* **EXCERPTED PASSAGE**

DETAILED DESCRIPTION

FIG. 1A depicts a system diagram of video conference system 100, in accordance with one embodiment of the invention. Video conference system 100 may include room video conference endpoint 102. A room video conference endpoint generally refers to an endpoint of a video conference system in which participants of the video conference are located in the same geographical area. For convenience of description, such geographical area will be called a “room”, but it is understood that the room could refer to an auditorium, a lecture hall, a gymnasium, a park, etc. Typically, only one of the individuals in the room speaks at any time instance (hereinafter, called the “active speaker”) and the other individuals are listeners. Occasionally, one of the listeners may interrupt the active speaker and take over the role of the active speaker, and the former active speaker may transition into a listener. Thus, there may be brief time periods in which two (or possibly more) of the individuals speak at the same time. There may also be times when all the individuals in the room are listeners, and the active speaker is located at a site remote from room video conference endpoint 102.

* **STORED RECORDS**
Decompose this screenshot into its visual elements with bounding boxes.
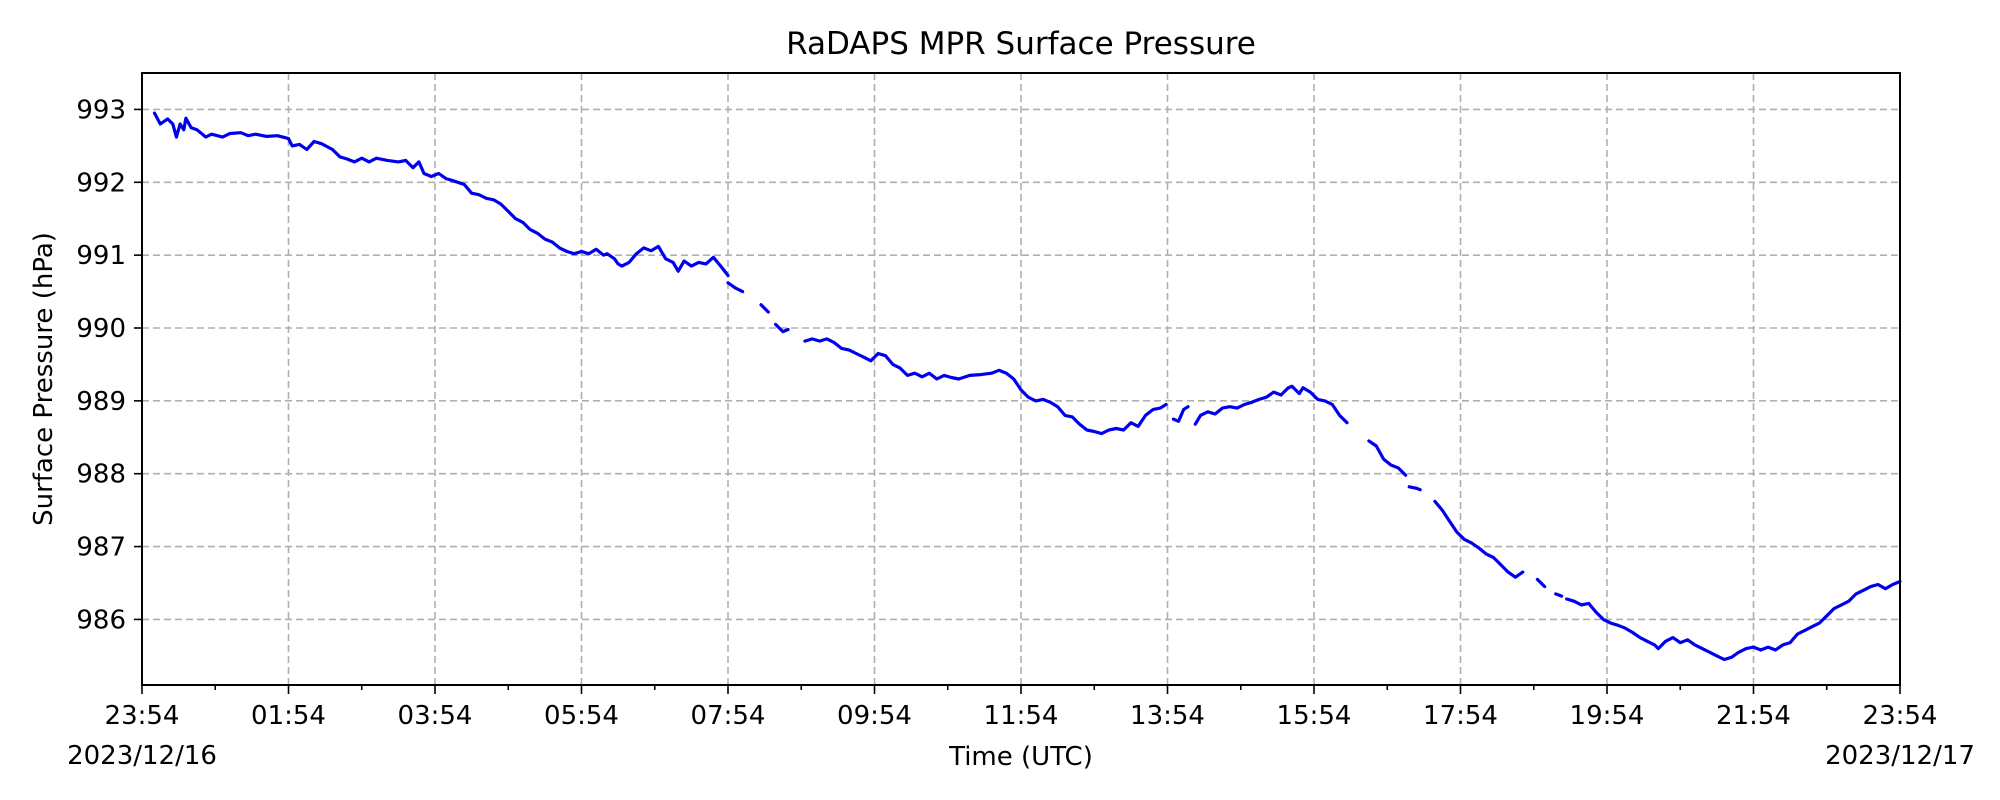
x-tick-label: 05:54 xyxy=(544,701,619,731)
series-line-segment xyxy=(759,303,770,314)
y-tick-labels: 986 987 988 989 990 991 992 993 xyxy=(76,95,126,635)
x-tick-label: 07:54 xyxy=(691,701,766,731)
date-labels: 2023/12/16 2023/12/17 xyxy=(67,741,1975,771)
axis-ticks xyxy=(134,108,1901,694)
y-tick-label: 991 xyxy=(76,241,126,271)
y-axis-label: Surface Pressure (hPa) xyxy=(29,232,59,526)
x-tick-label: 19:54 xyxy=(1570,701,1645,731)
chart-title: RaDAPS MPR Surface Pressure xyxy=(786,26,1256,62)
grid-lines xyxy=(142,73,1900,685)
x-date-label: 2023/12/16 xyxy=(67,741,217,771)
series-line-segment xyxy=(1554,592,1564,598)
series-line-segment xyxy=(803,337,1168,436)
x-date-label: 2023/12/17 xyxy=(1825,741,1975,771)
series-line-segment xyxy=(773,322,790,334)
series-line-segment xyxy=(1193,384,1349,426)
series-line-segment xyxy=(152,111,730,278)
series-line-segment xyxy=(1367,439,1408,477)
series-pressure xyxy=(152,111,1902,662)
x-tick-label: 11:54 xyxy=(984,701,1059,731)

* **WHAT TO DO**
**A)** In the video conference passage, rewrite the paragraph beginning "FIG. 1A depicts a system diagram" as a short bulleted list that keeps its main facts.
**B)** Please answer these questions from the video conference passage, one answer per line, marked the same way:
(i) What name is given to the geographical area where the participants of a room video conference endpoint are located?
(ii) What is the individual who speaks at a given time instance called?
(iii) When all the individuals in the room are listeners, where may the active speaker be located?
**C)** Go on with the video conference passage from the point where it stops.

* **PER-TASK ANSWERS**
**A)**
- FIG. 1A shows video conference system 100, which may include room video conference endpoint 102.
- A room video conference endpoint is one where the participants are in the same geographical area. This area is called a "room," though it could be an auditorium, lecture hall, gymnasium, park, etc.
- Usually only one person in the room speaks at a time. This person is the "active speaker," and the others are listeners.
- A listener may interrupt and become the active speaker, and the former speaker then becomes a listener. This can lead to brief periods in which two or more people speak at once.
- At times everyone in the room is a listener, and the active speaker is at a site remote from endpoint 102.

**B)**
(i) A "room."
(ii) The "active speaker."
(iii) At a site remote from room video conference endpoint 102.

**C)**
Room video conference endpoint 102 may include one or more video cameras to receive visual input signals and one or more microphones to receive audio signals. The visual input signals and audio signals may be combined and encoded into a single audio/video (A/V) stream. The H.323 or SIP protocol may be used to transmit the A/V stream from room video conference endpoint 102 to room media processor 104. In many embodiments of the invention, the video stream will simultaneously (i.e., at any single time instance), capture multiple individuals who are located in the room (e.g., four individuals seated around a conference table). Room video conference endpoint 102 may also include one or more displays to display a video stream and one or more speakers to play an audio stream captured at one or more endpoints remote from room video conference endpoint 102 (e.g., client device 116).
Room media processor 104 may decode the A/V stream received from room video conference endpoint 102 into an audio stream and a room video stream (the term “room video stream” is used to refer to the video stream captured at room video conference endpoint 102, as distinguished from other video streams that will be discussed below). Video stream receiver 108 of video decomposition system 106 may receive the room video stream decoded by room media processor 104, and forward the room video stream to face detector 110.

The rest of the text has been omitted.